ABOUT THIS TASK =
All of the entries, apart from their pictures, are to be copied verbatim.

━━━ EXTRACTED RECORDS ━━━

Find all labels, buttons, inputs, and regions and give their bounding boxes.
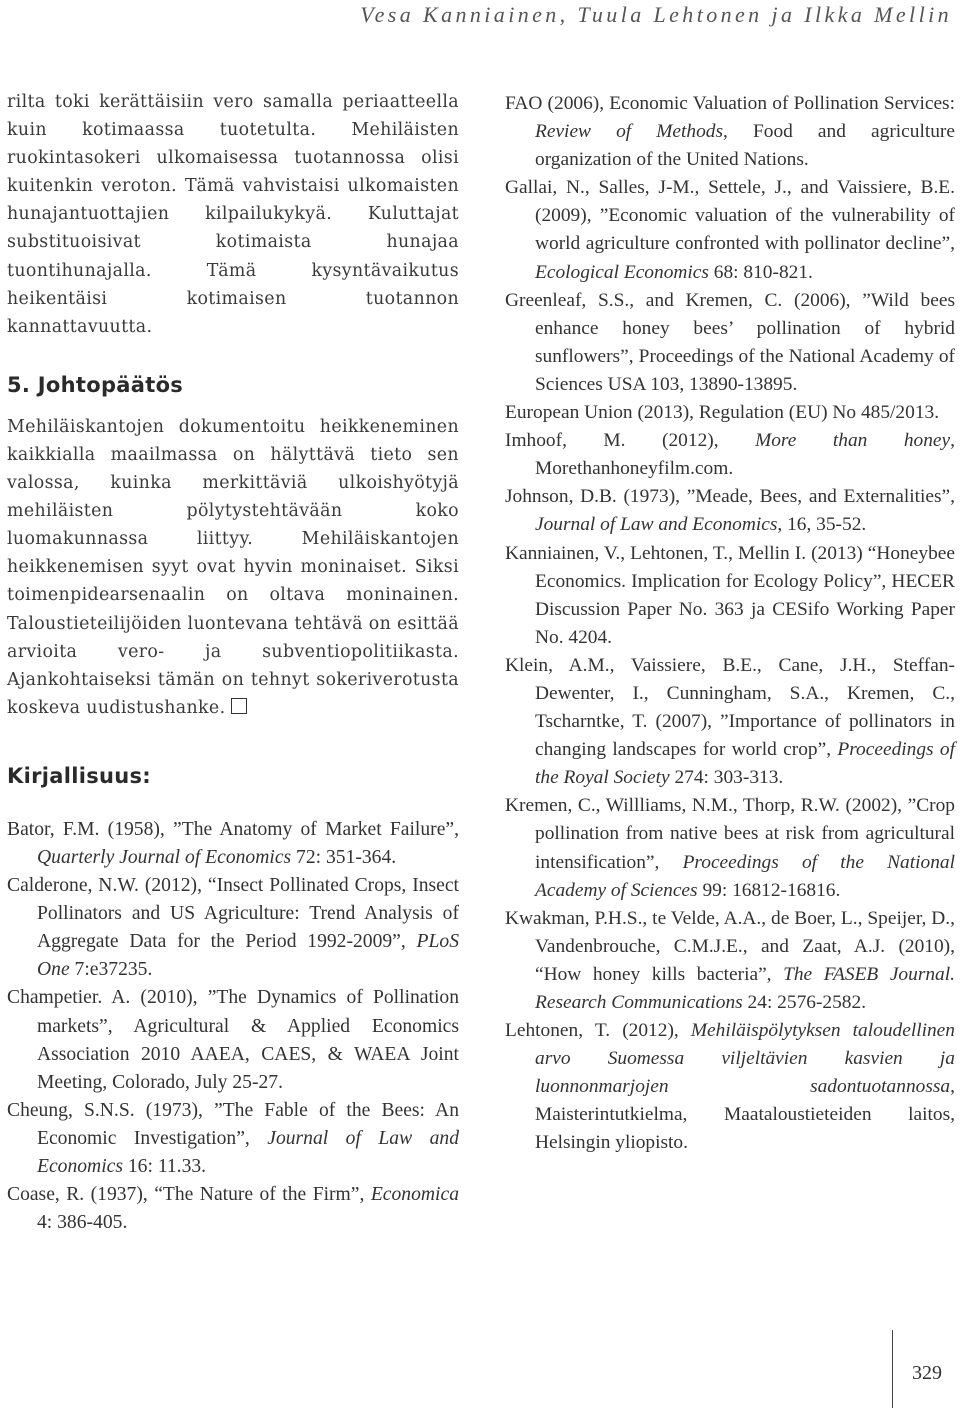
section-heading: 5. Johtopäätös <box>7 372 184 397</box>
reference-item: Kremen, C., Willliams, N.M., Thorp, R.W. (2002), ”Crop pollination from native bees at risk from agricultural intensification”, Proceedings of the National Academy of Sciences 99: 16812-16816. <box>505 795 955 901</box>
intro-paragraph: rilta toki kerättäisiin vero samalla periaatteella kuin kotimaassa tuotetulta. Mehiläisten ruokintasokeri ulkomaisessa tuotannossa olisi kuitenkin veroton. Tämä vahvistaisi ulkomaisten hunajantuottajien kilpailukykyä. Kuluttajat substituoisivat kotimaista hunajaa tuontihunajalla. Tämä kysyntävaikutus heikentäisi kotimaisen tuotannon kannattavuutta. <box>7 92 459 337</box>
reference-item: Bator, F.M. (1958), ”The Anatomy of Market Failure”, Quarterly Journal of Economics 72: 351-364. <box>7 818 459 868</box>
left-column <box>7 88 459 1237</box>
reference-item: Coase, R. (1937), “The Nature of the Firm”, Economica 4: 386-405. <box>7 1184 459 1234</box>
references-heading: Kirjallisuus: <box>7 763 151 788</box>
page-number: 329 <box>912 1362 942 1384</box>
reference-item: Imhoof, M. (2012), More than honey, Morethanhoneyfilm.com. <box>505 430 955 480</box>
reference-item: Calderone, N.W. (2012), “Insect Pollinated Crops, Insect Pollinators and US Agriculture: Trend Analysis of Aggregate Data for the Period 1992-2009”, PLoS One 7:e37235. <box>7 875 459 981</box>
reference-list-right <box>505 90 955 1158</box>
reference-item: Kwakman, P.H.S., te Velde, A.A., de Boer, L., Speijer, D., Vandenbrouche, C.M.J.E., and Zaat, A.J. (2010), “How honey kills bacteria”, The FASEB Journal. Research Communications 24: 2576-2582. <box>505 907 955 1013</box>
reference-item: FAO (2006), Economic Valuation of Pollination Services: Review of Methods, Food and agriculture organization of the United Nations. <box>505 93 955 171</box>
right-column <box>505 90 955 1158</box>
reference-list-left <box>7 816 459 1237</box>
running-head: Vesa Kanniainen, Tuula Lehtonen ja Ilkka Mellin <box>360 2 952 27</box>
reference-item: Gallai, N., Salles, J-M., Settele, J., and Vaissiere, B.E. (2009), ”Economic valuation of the vulnerability of world agriculture confronted with pollinator decline”, Ecological Economics 68: 810-821. <box>505 177 955 283</box>
reference-item: Champetier. A. (2010), ”The Dynamics of Pollination markets”, Agricultural & Applied Economics Association 2010 AAEA, CAES, & WAEA Joint Meeting, Colorado, July 25-27. <box>7 987 459 1093</box>
reference-item: Johnson, D.B. (1973), ”Meade, Bees, and Externalities”, Journal of Law and Economics, 16, 35-52. <box>505 486 955 536</box>
reference-item: Kanniainen, V., Lehtonen, T., Mellin I. (2013) “Honeybee Economics. Implication for Ecology Policy”, HECER Discussion Paper No. 363 ja CESifo Working Paper No. 4204. <box>505 542 955 648</box>
page-number-rule <box>892 1330 893 1408</box>
conclusion-paragraph <box>7 413 459 722</box>
reference-item: Lehtonen, T. (2012), Mehiläispölytyksen taloudellinen arvo Suomessa viljeltävien kasvien ja luonnonmarjojen sadontuotannossa, Maisterintutkielma, Maataloustieteiden laitos, Helsingin yliopisto. <box>505 1020 955 1154</box>
reference-item: Cheung, S.N.S. (1973), ”The Fable of the Bees: An Economic Investigation”, Journal of Law and Economics 16: 11.33. <box>7 1099 459 1177</box>
reference-item: Greenleaf, S.S., and Kremen, C. (2006), ”Wild bees enhance honey bees’ pollination of hybrid sunflowers”, Proceedings of the National Academy of Sciences USA 103, 13890-13895. <box>505 289 955 395</box>
reference-item: Klein, A.M., Vaissiere, B.E., Cane, J.H., Steffan-Dewenter, I., Cunningham, S.A., Kremen, C., Tscharntke, T. (2007), ”Importance of pollinators in changing landscapes for world crop”, Proceedings of the Royal Society 274: 303-313. <box>505 654 955 789</box>
conclusion-text: Mehiläiskantojen dokumentoitu heikkeneminen kaikkialla maailmassa on hälyttävä tieto sen valossa, kuinka merkittäviä ulkoishyötyjä mehiläisten pölytystehtävään koko luomakunnassa liittyy. Mehiläiskantojen heikkenemisen syyt ovat hyvin moninaiset. Siksi toimenpidearsenaalin on oltava moninainen. Taloustieteilijöiden luontevana tehtävä on esittää arvioita vero- ja subventiopolitiikasta. Ajankohtaiseksi tämän on tehnyt sokeriverotusta koskeva uudistushanke. <box>7 416 459 718</box>
reference-item: European Union (2013), Regulation (EU) No 485/2013. <box>505 402 940 424</box>
end-of-article-icon <box>231 698 247 714</box>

━━━

OUTPUT OF THE TASK =
Find all labels, buttons, inputs, and regions and give their bounding boxes.
section-heading: 5. Johtopäätös <box>7 372 184 397</box>
reference-item: Kremen, C., Willliams, N.M., Thorp, R.W. (2002), ”Crop pollination from native bees at risk from agricultural intensification”, Proceedings of the National Academy of Sciences 99: 16812-16816. <box>505 795 955 901</box>
intro-paragraph: rilta toki kerättäisiin vero samalla periaatteella kuin kotimaassa tuotetulta. Mehiläisten ruokintasokeri ulkomaisessa tuotannossa olisi kuitenkin veroton. Tämä vahvistaisi ulkomaisten hunajantuottajien kilpailukykyä. Kuluttajat substituoisivat kotimaista hunajaa tuontihunajalla. Tämä kysyntävaikutus heikentäisi kotimaisen tuotannon kannattavuutta. <box>7 92 459 337</box>
reference-item: Bator, F.M. (1958), ”The Anatomy of Market Failure”, Quarterly Journal of Economics 72: 351-364. <box>7 818 459 868</box>
left-column <box>7 88 459 1237</box>
reference-item: Coase, R. (1937), “The Nature of the Firm”, Economica 4: 386-405. <box>7 1184 459 1234</box>
references-heading: Kirjallisuus: <box>7 763 151 788</box>
page-number: 329 <box>912 1362 942 1384</box>
reference-item: Imhoof, M. (2012), More than honey, Morethanhoneyfilm.com. <box>505 430 955 480</box>
reference-item: Calderone, N.W. (2012), “Insect Pollinated Crops, Insect Pollinators and US Agriculture: Trend Analysis of Aggregate Data for the Period 1992-2009”, PLoS One 7:e37235. <box>7 875 459 981</box>
reference-list-right <box>505 90 955 1158</box>
reference-item: Kwakman, P.H.S., te Velde, A.A., de Boer, L., Speijer, D., Vandenbrouche, C.M.J.E., and Zaat, A.J. (2010), “How honey kills bacteria”, The FASEB Journal. Research Communications 24: 2576-2582. <box>505 907 955 1013</box>
reference-item: FAO (2006), Economic Valuation of Pollination Services: Review of Methods, Food and agriculture organization of the United Nations. <box>505 93 955 171</box>
right-column <box>505 90 955 1158</box>
reference-list-left <box>7 816 459 1237</box>
running-head: Vesa Kanniainen, Tuula Lehtonen ja Ilkka Mellin <box>360 2 952 27</box>
reference-item: Gallai, N., Salles, J-M., Settele, J., and Vaissiere, B.E. (2009), ”Economic valuation of the vulnerability of world agriculture confronted with pollinator decline”, Ecological Economics 68: 810-821. <box>505 177 955 283</box>
reference-item: Champetier. A. (2010), ”The Dynamics of Pollination markets”, Agricultural & Applied Economics Association 2010 AAEA, CAES, & WAEA Joint Meeting, Colorado, July 25-27. <box>7 987 459 1093</box>
reference-item: Johnson, D.B. (1973), ”Meade, Bees, and Externalities”, Journal of Law and Economics, 16, 35-52. <box>505 486 955 536</box>
reference-item: Kanniainen, V., Lehtonen, T., Mellin I. (2013) “Honeybee Economics. Implication for Ecology Policy”, HECER Discussion Paper No. 363 ja CESifo Working Paper No. 4204. <box>505 542 955 648</box>
page-number-rule <box>892 1330 893 1408</box>
conclusion-paragraph <box>7 413 459 722</box>
reference-item: Lehtonen, T. (2012), Mehiläispölytyksen taloudellinen arvo Suomessa viljeltävien kasvien ja luonnonmarjojen sadontuotannossa, Maisterintutkielma, Maataloustieteiden laitos, Helsingin yliopisto. <box>505 1020 955 1154</box>
reference-item: Cheung, S.N.S. (1973), ”The Fable of the Bees: An Economic Investigation”, Journal of Law and Economics 16: 11.33. <box>7 1099 459 1177</box>
reference-item: Greenleaf, S.S., and Kremen, C. (2006), ”Wild bees enhance honey bees’ pollination of hybrid sunflowers”, Proceedings of the National Academy of Sciences USA 103, 13890-13895. <box>505 289 955 395</box>
reference-item: Klein, A.M., Vaissiere, B.E., Cane, J.H., Steffan-Dewenter, I., Cunningham, S.A., Kremen, C., Tscharntke, T. (2007), ”Importance of pollinators in changing landscapes for world crop”, Proceedings of the Royal Society 274: 303-313. <box>505 654 955 789</box>
conclusion-text: Mehiläiskantojen dokumentoitu heikkeneminen kaikkialla maailmassa on hälyttävä tieto sen valossa, kuinka merkittäviä ulkoishyötyjä mehiläisten pölytystehtävään koko luomakunnassa liittyy. Mehiläiskantojen heikkenemisen syyt ovat hyvin moninaiset. Siksi toimenpidearsenaalin on oltava moninainen. Taloustieteilijöiden luontevana tehtävä on esittää arvioita vero- ja subventiopolitiikasta. Ajankohtaiseksi tämän on tehnyt sokeriverotusta koskeva uudistushanke. <box>7 416 459 718</box>
reference-item: European Union (2013), Regulation (EU) No 485/2013. <box>505 402 940 424</box>
end-of-article-icon <box>231 698 247 714</box>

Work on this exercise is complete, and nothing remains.